## Directions for this task:
Would you pull out every line of the material that contains the string "name"?

## Data for the task:
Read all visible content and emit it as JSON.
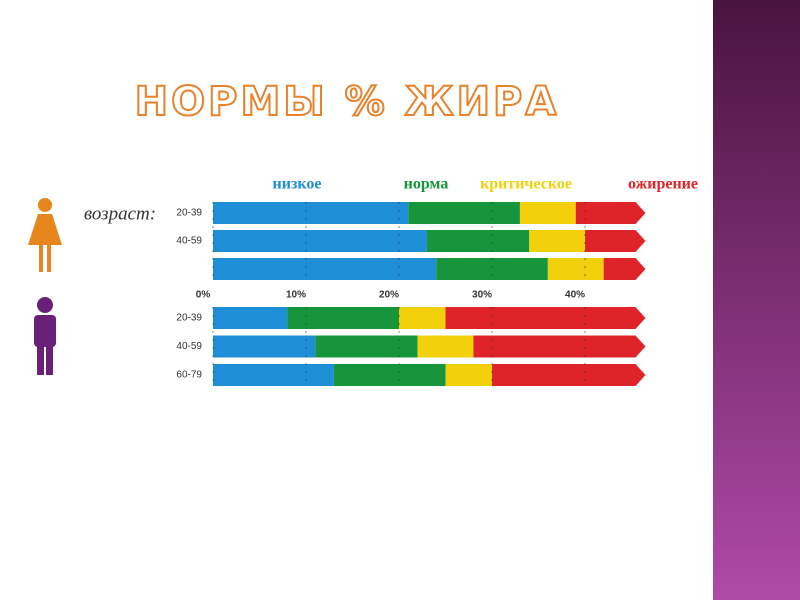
{
  "chart_data": {
    "type": "stacked-barh",
    "title": "НОРМЫ % ЖИРА",
    "ylabel": "возраст:",
    "categories": [
      "20-39",
      "40-59",
      null,
      "20-39",
      "40-59",
      "60-79"
    ],
    "series": [
      {
        "name": "низкое",
        "color": "#1e8fd6",
        "values": [
          21,
          23,
          24,
          8,
          11,
          13
        ]
      },
      {
        "name": "норма",
        "color": "#17953c",
        "values": [
          12,
          11,
          12,
          12,
          11,
          12
        ]
      },
      {
        "name": "критическое",
        "color": "#f2d10c",
        "values": [
          6,
          6,
          6,
          5,
          6,
          5
        ]
      },
      {
        "name": "ожирение",
        "color": "#de2428",
        "values": [
          7.5,
          6.5,
          4.5,
          21.5,
          18.5,
          16.5
        ]
      }
    ],
    "xlim": [
      0,
      46.5
    ],
    "xticks": [
      {
        "value": 0,
        "label": "0%"
      },
      {
        "value": 10,
        "label": "10%"
      },
      {
        "value": 20,
        "label": "20%"
      },
      {
        "value": 30,
        "label": "30%"
      },
      {
        "value": 40,
        "label": "40%"
      }
    ]
  }
}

## The solution:
        "name": "низкое",
        "name": "норма",
        "name": "критическое",
        "name": "ожирение",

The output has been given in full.